■ **What you have to do**: All entries must be extracted exactly, with nothing added or dropped.

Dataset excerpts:
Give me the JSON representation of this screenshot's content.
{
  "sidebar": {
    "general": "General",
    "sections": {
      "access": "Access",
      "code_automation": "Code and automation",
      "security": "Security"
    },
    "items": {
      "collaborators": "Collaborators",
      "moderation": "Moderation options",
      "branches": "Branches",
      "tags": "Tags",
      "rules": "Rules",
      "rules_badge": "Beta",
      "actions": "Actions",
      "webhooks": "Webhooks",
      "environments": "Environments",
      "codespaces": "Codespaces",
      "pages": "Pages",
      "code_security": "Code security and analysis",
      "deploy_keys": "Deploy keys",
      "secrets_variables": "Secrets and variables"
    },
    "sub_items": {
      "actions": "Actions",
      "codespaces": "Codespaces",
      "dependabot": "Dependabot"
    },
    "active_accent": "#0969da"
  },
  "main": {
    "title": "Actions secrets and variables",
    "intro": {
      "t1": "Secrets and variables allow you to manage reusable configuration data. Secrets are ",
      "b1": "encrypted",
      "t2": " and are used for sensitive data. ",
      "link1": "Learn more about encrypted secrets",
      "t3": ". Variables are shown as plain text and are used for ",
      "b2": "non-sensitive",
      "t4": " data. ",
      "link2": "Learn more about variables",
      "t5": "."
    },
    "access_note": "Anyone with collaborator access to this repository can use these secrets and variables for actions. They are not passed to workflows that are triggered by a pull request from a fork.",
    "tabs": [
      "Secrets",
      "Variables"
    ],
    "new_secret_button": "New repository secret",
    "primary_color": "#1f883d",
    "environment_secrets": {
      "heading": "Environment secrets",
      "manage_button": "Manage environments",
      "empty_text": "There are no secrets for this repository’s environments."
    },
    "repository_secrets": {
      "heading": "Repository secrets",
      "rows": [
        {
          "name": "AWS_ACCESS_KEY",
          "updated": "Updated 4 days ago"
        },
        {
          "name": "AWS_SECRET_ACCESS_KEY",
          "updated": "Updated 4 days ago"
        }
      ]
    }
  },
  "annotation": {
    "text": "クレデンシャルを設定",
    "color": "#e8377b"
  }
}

■ **Solution below**:
Give me the JSON representation of this screenshot's content.
{
  "sidebar": {
    "general": "General",
    "sections": {
      "access": "Access",
      "code_automation": "Code and automation",
      "security": "Security"
    },
    "items": {
      "collaborators": "Collaborators",
      "moderation": "Moderation options",
      "branches": "Branches",
      "tags": "Tags",
      "rules": "Rules",
      "rules_badge": "Beta",
      "actions": "Actions",
      "webhooks": "Webhooks",
      "environments": "Environments",
      "codespaces": "Codespaces",
      "pages": "Pages",
      "code_security": "Code security and analysis",
      "deploy_keys": "Deploy keys",
      "secrets_variables": "Secrets and variables"
    },
    "sub_items": {
      "actions": "Actions",
      "codespaces": "Codespaces",
      "dependabot": "Dependabot"
    },
    "active_accent": "#0969da"
  },
  "main": {
    "title": "Actions secrets and variables",
    "intro": {
      "t1": "Secrets and variables allow you to manage reusable configuration data. Secrets are ",
      "b1": "encrypted",
      "t2": " and are used for sensitive data. ",
      "link1": "Learn more about encrypted secrets",
      "t3": ". Variables are shown as plain text and are used for ",
      "b2": "non-sensitive",
      "t4": " data. ",
      "link2": "Learn more about variables",
      "t5": "."
    },
    "access_note": "Anyone with collaborator access to this repository can use these secrets and variables for actions. They are not passed to workflows that are triggered by a pull request from a fork.",
    "tabs": [
      "Secrets",
      "Variables"
    ],
    "new_secret_button": "New repository secret",
    "primary_color": "#1f883d",
    "environment_secrets": {
      "heading": "Environment secrets",
      "manage_button": "Manage environments",
      "empty_text": "There are no secrets for this repository’s environments."
    },
    "repository_secrets": {
      "heading": "Repository secrets",
      "rows": [
        {
          "name": "AWS_ACCESS_KEY",
          "updated": "Updated 4 days ago"
        },
        {
          "name": "AWS_SECRET_ACCESS_KEY",
          "updated": "Updated 4 days ago"
        }
      ]
    }
  },
  "annotation": {
    "text": "クレデンシャルを設定",
    "color": "#e8377b"
  }
}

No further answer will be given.